• Set exercise: Set down all of the data that follows word for word, without the images.

• Records supplied:

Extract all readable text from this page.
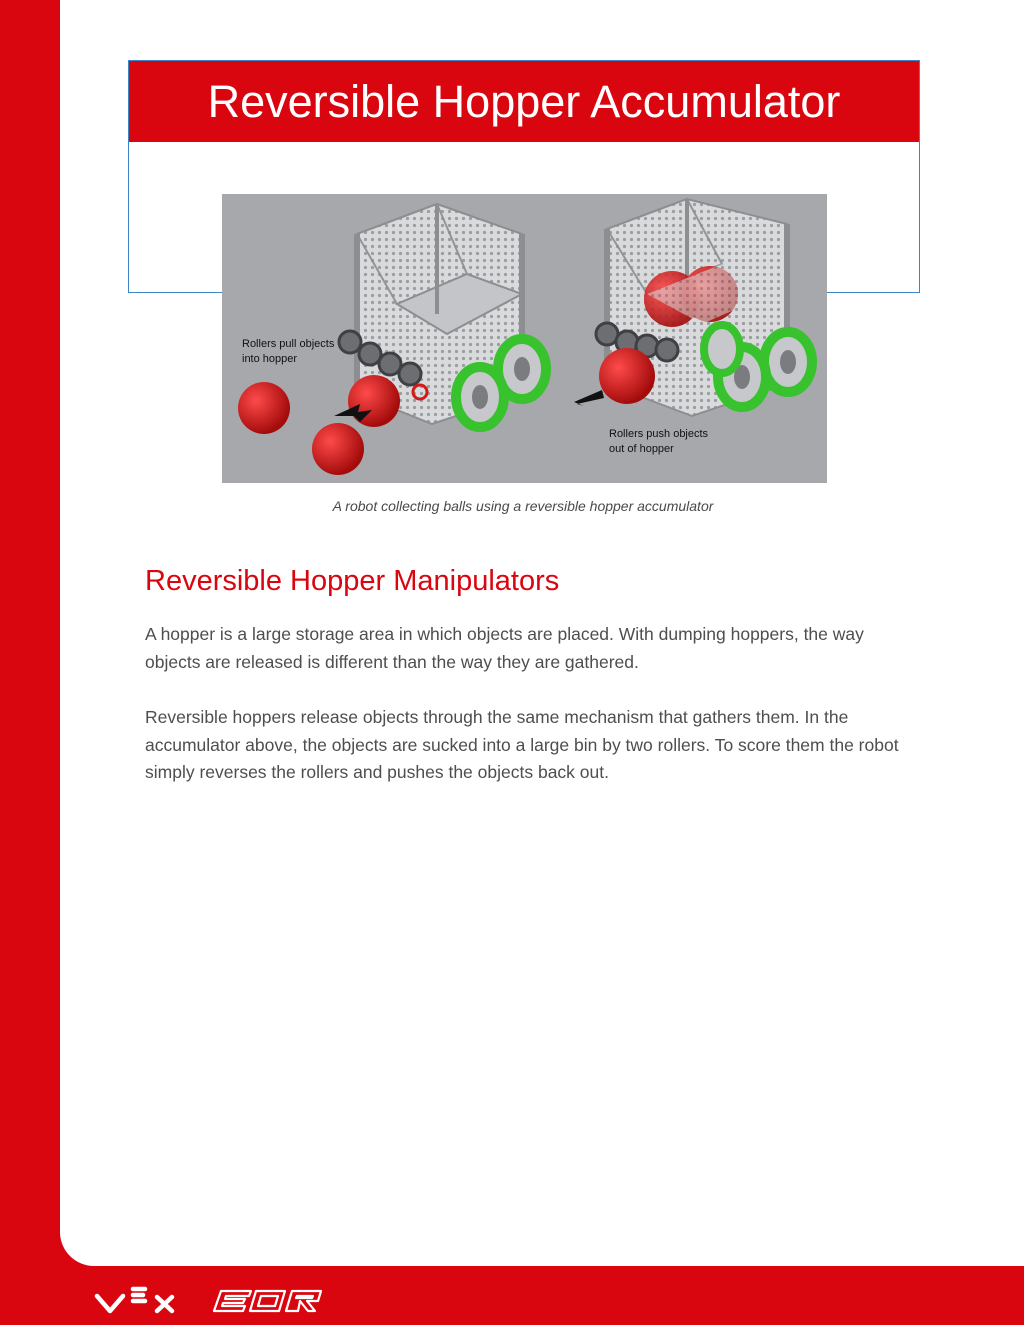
Reversible Hopper Accumulator
Rollers pull objects
into hopper
Rollers push objects
out of hopper
A robot collecting balls using a reversible hopper accumulator
Reversible Hopper Manipulators

A hopper is a large storage area in which objects are placed. With dumping hoppers, the way objects are released is different than the way they are gathered.

Reversible hoppers release objects through the same mechanism that gathers them. In the accumulator above, the objects are sucked into a large bin by two rollers. To score them the robot simply reverses the rollers and pushes the objects back out.
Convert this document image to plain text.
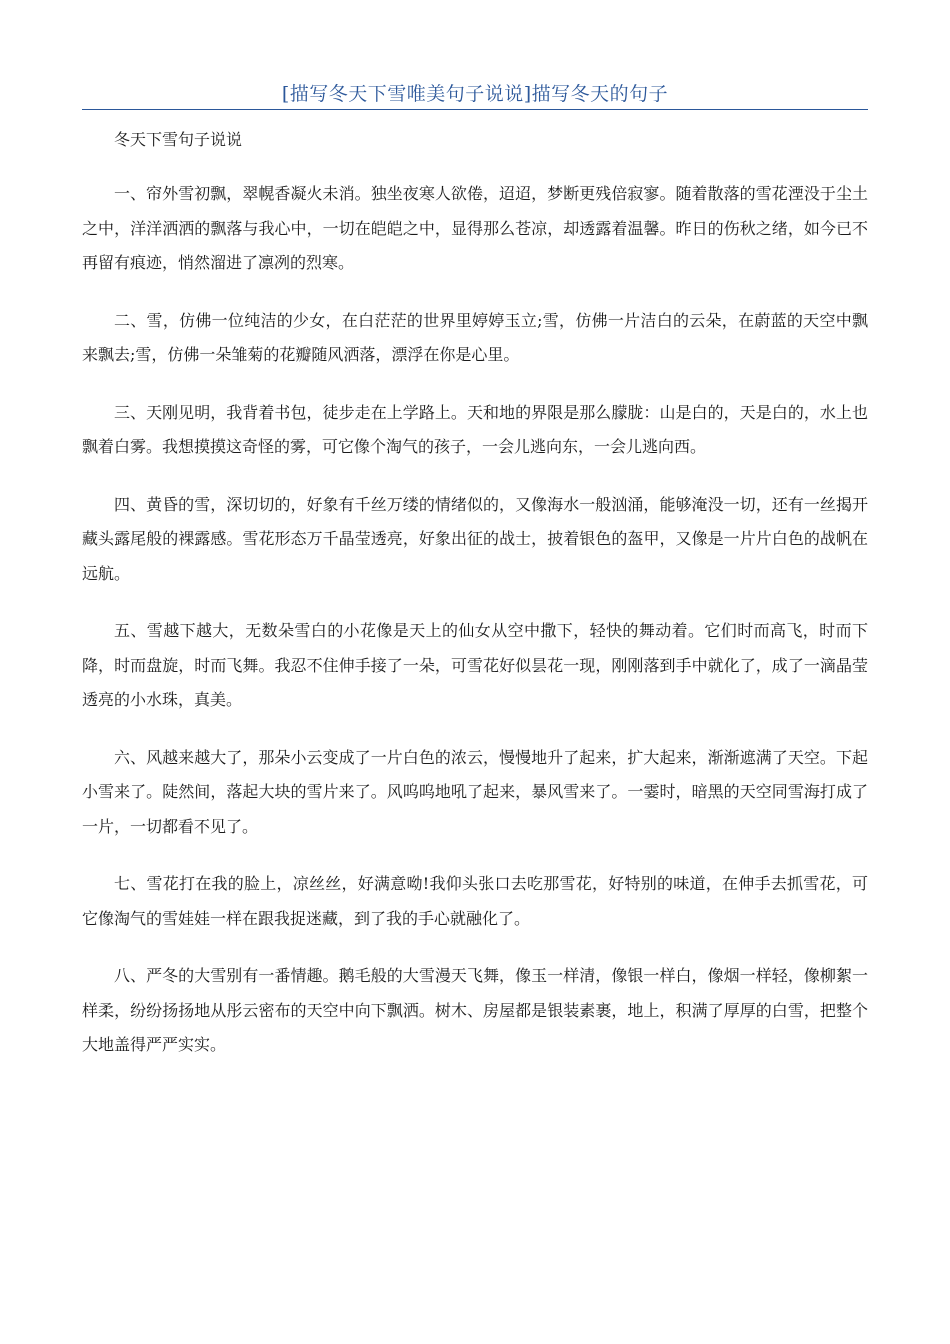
[描写冬天下雪唯美句子说说]描写冬天的句子

冬天下雪句子说说

一、帘外雪初飘，翠幌香凝火未消。独坐夜寒人欲倦，迢迢，梦断更残倍寂寥。随着散落的雪花湮没于尘土之中，洋洋洒洒的飘落与我心中，一切在皑皑之中，显得那么苍凉，却透露着温馨。昨日的伤秋之绪，如今已不再留有痕迹，悄然溜进了凛冽的烈寒。

二、雪，仿佛一位纯洁的少女，在白茫茫的世界里婷婷玉立;雪，仿佛一片洁白的云朵，在蔚蓝的天空中飘来飘去;雪，仿佛一朵雏菊的花瓣随风洒落，漂浮在你是心里。

三、天刚见明，我背着书包，徒步走在上学路上。天和地的界限是那么朦胧：山是白的，天是白的，水上也飘着白雾。我想摸摸这奇怪的雾，可它像个淘气的孩子，一会儿逃向东，一会儿逃向西。

四、黄昏的雪，深切切的，好象有千丝万缕的情绪似的，又像海水一般汹涌，能够淹没一切，还有一丝揭开藏头露尾般的裸露感。雪花形态万千晶莹透亮，好象出征的战士，披着银色的盔甲，又像是一片片白色的战帆在远航。

五、雪越下越大，无数朵雪白的小花像是天上的仙女从空中撒下，轻快的舞动着。它们时而高飞，时而下降，时而盘旋，时而飞舞。我忍不住伸手接了一朵，可雪花好似昙花一现，刚刚落到手中就化了，成了一滴晶莹透亮的小水珠，真美。

六、风越来越大了，那朵小云变成了一片白色的浓云，慢慢地升了起来，扩大起来，渐渐遮满了天空。下起小雪来了。陡然间，落起大块的雪片来了。风呜呜地吼了起来，暴风雪来了。一霎时，暗黑的天空同雪海打成了一片，一切都看不见了。

七、雪花打在我的脸上，凉丝丝，好满意呦!我仰头张口去吃那雪花，好特别的味道，在伸手去抓雪花，可它像淘气的雪娃娃一样在跟我捉迷藏，到了我的手心就融化了。

八、严冬的大雪别有一番情趣。鹅毛般的大雪漫天飞舞，像玉一样清，像银一样白，像烟一样轻，像柳絮一样柔，纷纷扬扬地从彤云密布的天空中向下飘洒。树木、房屋都是银装素裹，地上，积满了厚厚的白雪，把整个大地盖得严严实实。
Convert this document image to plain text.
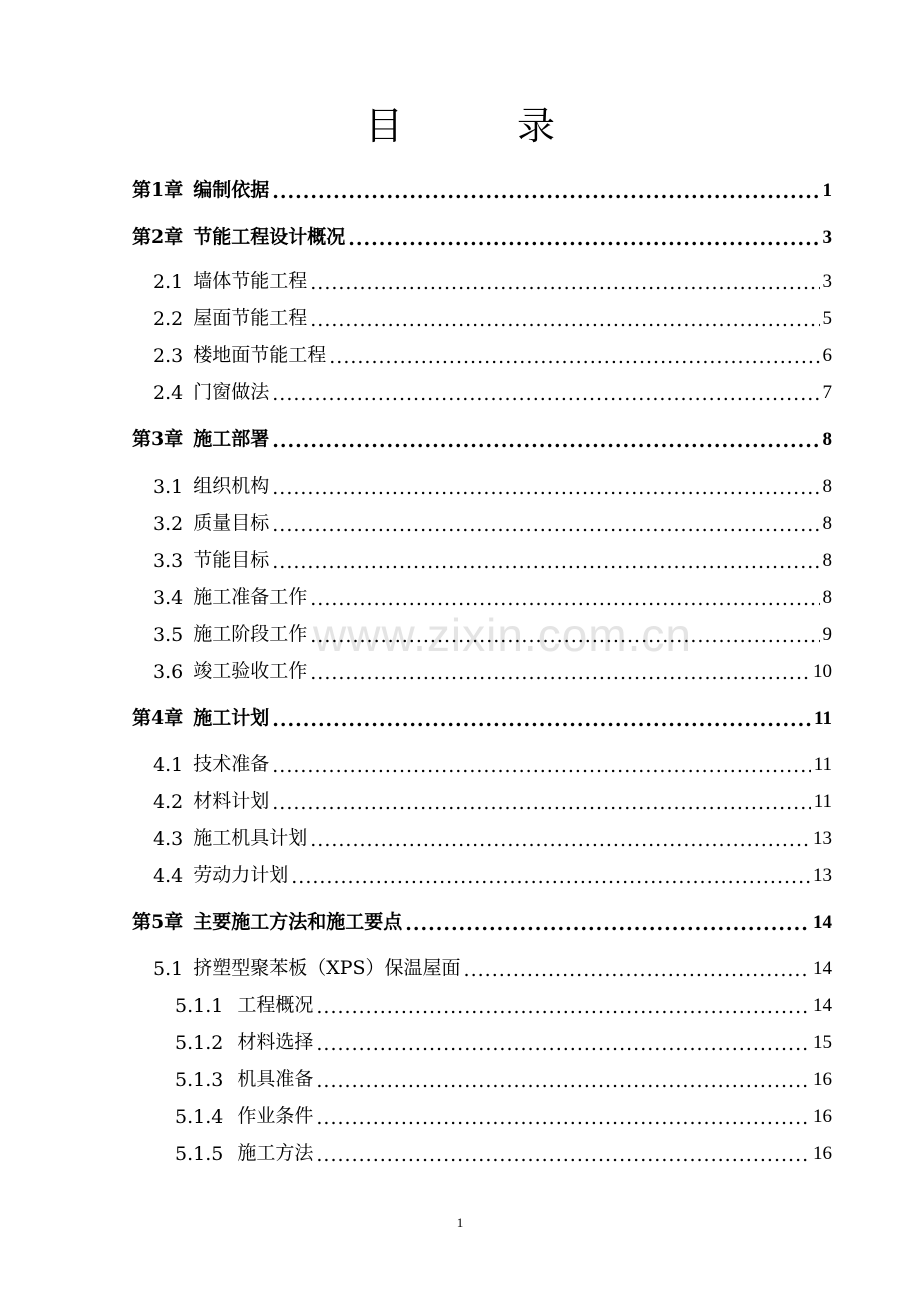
目　录
www.zixin.com.cn
第1章 编制依据 .....	1
第2章 节能工程设计概况 .....	3
2.1 墙体节能工程 .....	3
2.2 屋面节能工程 .....	5
2.3 楼地面节能工程 .....	6
2.4 门窗做法 .....	7
第3章 施工部署 .....	8
3.1 组织机构 .....	8
3.2 质量目标 .....	8
3.3 节能目标 .....	8
3.4 施工准备工作 .....	8
3.5 施工阶段工作 .....	9
3.6 竣工验收工作 .....	10
第4章 施工计划 .....	11
4.1 技术准备 .....	11
4.2 材料计划 .....	11
4.3 施工机具计划 .....	13
4.4 劳动力计划 .....	13
第5章 主要施工方法和施工要点 .....	14
5.1 挤塑型聚苯板（XPS）保温屋面 .....	14
5.1.1 工程概况 .....	14
5.1.2 材料选择 .....	15
5.1.3 机具准备 .....	16
5.1.4 作业条件 .....	16
5.1.5 施工方法 .....	16
1
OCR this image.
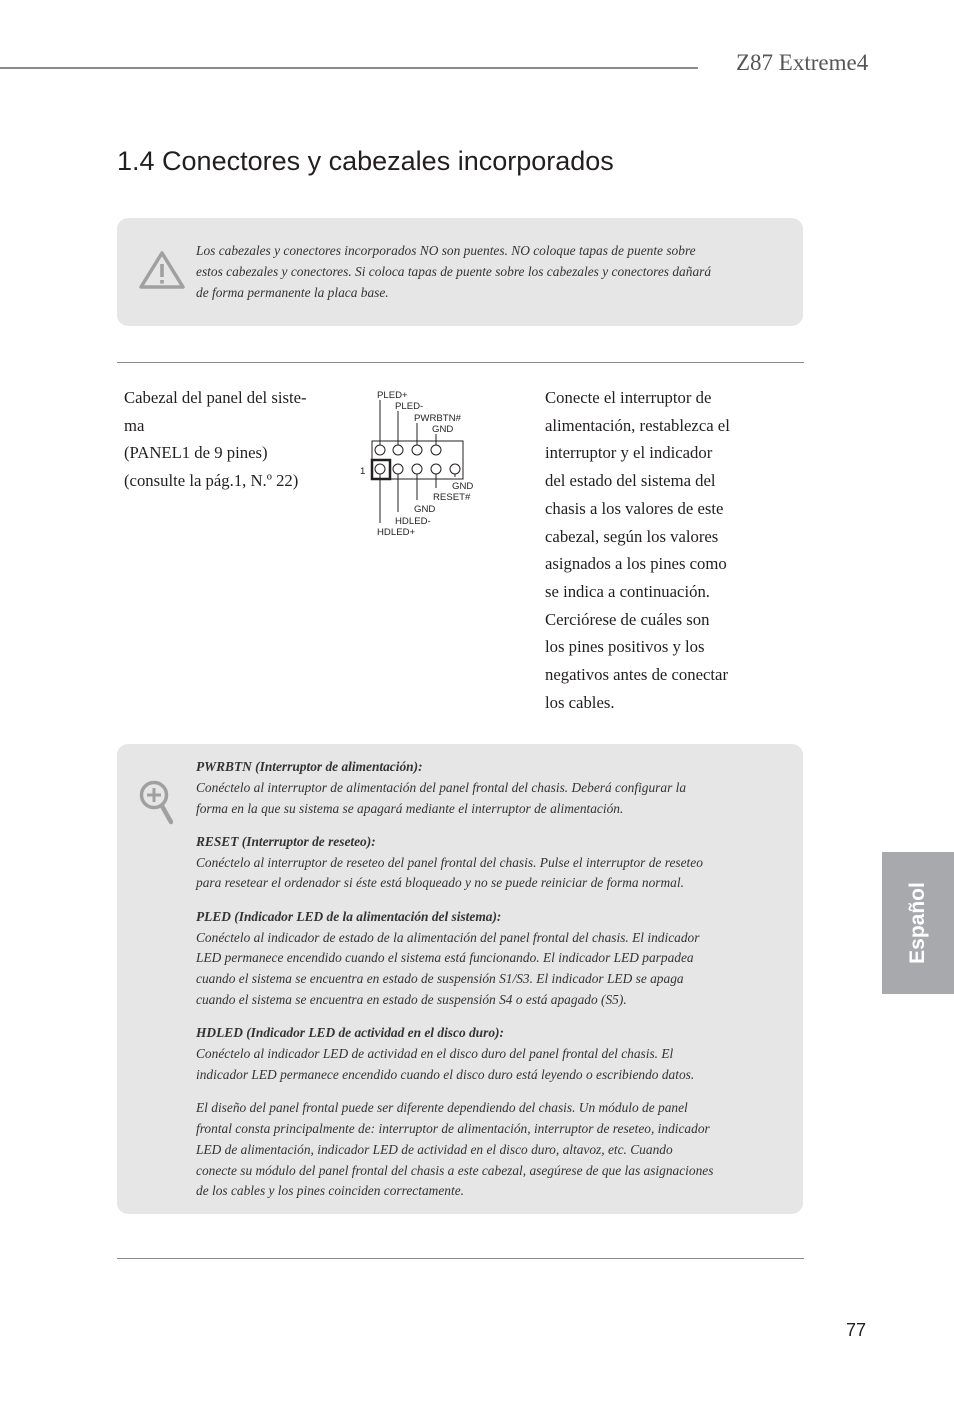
Z87 Extreme4
1.4 Conectores y cabezales incorporados
Los cabezales y conectores incorporados NO son puentes. NO coloque tapas de puente sobre
estos cabezales y conectores. Si coloca tapas de puente sobre los cabezales y conectores dañará
de forma permanente la placa base.
Cabezal del panel del siste-
ma
(PANEL1 de 9 pines)
(consulte la pág.1, N.º 22)
PLED+
PLED-
PWRBTN#
GND
1
GND
RESET#
GND
HDLED-
HDLED+
Conecte el interruptor de
alimentación, restablezca el
interruptor y el indicador
del estado del sistema del
chasis a los valores de este
cabezal, según los valores
asignados a los pines como
se indica a continuación.
Cerciórese de cuáles son
los pines positivos y los
negativos antes de conectar
los cables.
PWRBTN (Interruptor de alimentación):
Conéctelo al interruptor de alimentación del panel frontal del chasis. Deberá configurar la
forma en la que su sistema se apagará mediante el interruptor de alimentación.
RESET (Interruptor de reseteo):
Conéctelo al interruptor de reseteo del panel frontal del chasis. Pulse el interruptor de reseteo
para resetear el ordenador si éste está bloqueado y no se puede reiniciar de forma normal.
PLED (Indicador LED de la alimentación del sistema):
Conéctelo al indicador de estado de la alimentación del panel frontal del chasis. El indicador
LED permanece encendido cuando el sistema está funcionando. El indicador LED parpadea
cuando el sistema se encuentra en estado de suspensión S1/S3. El indicador LED se apaga
cuando el sistema se encuentra en estado de suspensión S4 o está apagado (S5).
HDLED (Indicador LED de actividad en el disco duro):
Conéctelo al indicador LED de actividad en el disco duro del panel frontal del chasis. El
indicador LED permanece encendido cuando el disco duro está leyendo o escribiendo datos.
El diseño del panel frontal puede ser diferente dependiendo del chasis. Un módulo de panel
frontal consta principalmente de: interruptor de alimentación, interruptor de reseteo, indicador
LED de alimentación, indicador LED de actividad en el disco duro, altavoz, etc. Cuando
conecte su módulo del panel frontal del chasis a este cabezal, asegúrese de que las asignaciones
de los cables y los pines coinciden correctamente.
Español
77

• Response to the exercise:
Extract all readable text from this page.
Reversible Hopper Accumulator
Rollers pull objects
into hopper
Rollers push objects
out of hopper
A robot collecting balls using a reversible hopper accumulator
Reversible Hopper Manipulators

A hopper is a large storage area in which objects are placed. With dumping hoppers, the way objects are released is different than the way they are gathered.

Reversible hoppers release objects through the same mechanism that gathers them. In the accumulator above, the objects are sucked into a large bin by two rollers. To score them the robot simply reverses the rollers and pushes the objects back out.
Convert this document image to plain text.
[描写冬天下雪唯美句子说说]描写冬天的句子

冬天下雪句子说说

一、帘外雪初飘，翠幌香凝火未消。独坐夜寒人欲倦，迢迢，梦断更残倍寂寥。随着散落的雪花湮没于尘土之中，洋洋洒洒的飘落与我心中，一切在皑皑之中，显得那么苍凉，却透露着温馨。昨日的伤秋之绪，如今已不再留有痕迹，悄然溜进了凛冽的烈寒。

二、雪，仿佛一位纯洁的少女，在白茫茫的世界里婷婷玉立;雪，仿佛一片洁白的云朵，在蔚蓝的天空中飘来飘去;雪，仿佛一朵雏菊的花瓣随风洒落，漂浮在你是心里。

三、天刚见明，我背着书包，徒步走在上学路上。天和地的界限是那么朦胧：山是白的，天是白的，水上也飘着白雾。我想摸摸这奇怪的雾，可它像个淘气的孩子，一会儿逃向东，一会儿逃向西。

四、黄昏的雪，深切切的，好象有千丝万缕的情绪似的，又像海水一般汹涌，能够淹没一切，还有一丝揭开藏头露尾般的裸露感。雪花形态万千晶莹透亮，好象出征的战士，披着银色的盔甲，又像是一片片白色的战帆在远航。

五、雪越下越大，无数朵雪白的小花像是天上的仙女从空中撒下，轻快的舞动着。它们时而高飞，时而下降，时而盘旋，时而飞舞。我忍不住伸手接了一朵，可雪花好似昙花一现，刚刚落到手中就化了，成了一滴晶莹透亮的小水珠，真美。

六、风越来越大了，那朵小云变成了一片白色的浓云，慢慢地升了起来，扩大起来，渐渐遮满了天空。下起小雪来了。陡然间，落起大块的雪片来了。风呜呜地吼了起来，暴风雪来了。一霎时，暗黑的天空同雪海打成了一片，一切都看不见了。

七、雪花打在我的脸上，凉丝丝，好满意呦!我仰头张口去吃那雪花，好特别的味道，在伸手去抓雪花，可它像淘气的雪娃娃一样在跟我捉迷藏，到了我的手心就融化了。

八、严冬的大雪别有一番情趣。鹅毛般的大雪漫天飞舞，像玉一样清，像银一样白，像烟一样轻，像柳絮一样柔，纷纷扬扬地从彤云密布的天空中向下飘洒。树木、房屋都是银装素裹，地上，积满了厚厚的白雪，把整个大地盖得严严实实。
Convert this document image to plain text.
目　录
www.zixin.com.cn
第1章 编制依据 .....	1
第2章 节能工程设计概况 .....	3
2.1 墙体节能工程 .....	3
2.2 屋面节能工程 .....	5
2.3 楼地面节能工程 .....	6
2.4 门窗做法 .....	7
第3章 施工部署 .....	8
3.1 组织机构 .....	8
3.2 质量目标 .....	8
3.3 节能目标 .....	8
3.4 施工准备工作 .....	8
3.5 施工阶段工作 .....	9
3.6 竣工验收工作 .....	10
第4章 施工计划 .....	11
4.1 技术准备 .....	11
4.2 材料计划 .....	11
4.3 施工机具计划 .....	13
4.4 劳动力计划 .....	13
第5章 主要施工方法和施工要点 .....	14
5.1 挤塑型聚苯板（XPS）保温屋面 .....	14
5.1.1 工程概况 .....	14
5.1.2 材料选择 .....	15
5.1.3 机具准备 .....	16
5.1.4 作业条件 .....	16
5.1.5 施工方法 .....	16
1
OCR this image.
Z87 Extreme4
1.4 Conectores y cabezales incorporados
Los cabezales y conectores incorporados NO son puentes. NO coloque tapas de puente sobre
estos cabezales y conectores. Si coloca tapas de puente sobre los cabezales y conectores dañará
de forma permanente la placa base.
Cabezal del panel del siste-
ma
(PANEL1 de 9 pines)
(consulte la pág.1, N.º 22)
PLED+
PLED-
PWRBTN#
GND
1
GND
RESET#
GND
HDLED-
HDLED+
Conecte el interruptor de
alimentación, restablezca el
interruptor y el indicador
del estado del sistema del
chasis a los valores de este
cabezal, según los valores
asignados a los pines como
se indica a continuación.
Cerciórese de cuáles son
los pines positivos y los
negativos antes de conectar
los cables.
PWRBTN (Interruptor de alimentación):
Conéctelo al interruptor de alimentación del panel frontal del chasis. Deberá configurar la
forma en la que su sistema se apagará mediante el interruptor de alimentación.
RESET (Interruptor de reseteo):
Conéctelo al interruptor de reseteo del panel frontal del chasis. Pulse el interruptor de reseteo
para resetear el ordenador si éste está bloqueado y no se puede reiniciar de forma normal.
PLED (Indicador LED de la alimentación del sistema):
Conéctelo al indicador de estado de la alimentación del panel frontal del chasis. El indicador
LED permanece encendido cuando el sistema está funcionando. El indicador LED parpadea
cuando el sistema se encuentra en estado de suspensión S1/S3. El indicador LED se apaga
cuando el sistema se encuentra en estado de suspensión S4 o está apagado (S5).
HDLED (Indicador LED de actividad en el disco duro):
Conéctelo al indicador LED de actividad en el disco duro del panel frontal del chasis. El
indicador LED permanece encendido cuando el disco duro está leyendo o escribiendo datos.
El diseño del panel frontal puede ser diferente dependiendo del chasis. Un módulo de panel
frontal consta principalmente de: interruptor de alimentación, interruptor de reseteo, indicador
LED de alimentación, indicador LED de actividad en el disco duro, altavoz, etc. Cuando
conecte su módulo del panel frontal del chasis a este cabezal, asegúrese de que las asignaciones
de los cables y los pines coinciden correctamente.
Español
77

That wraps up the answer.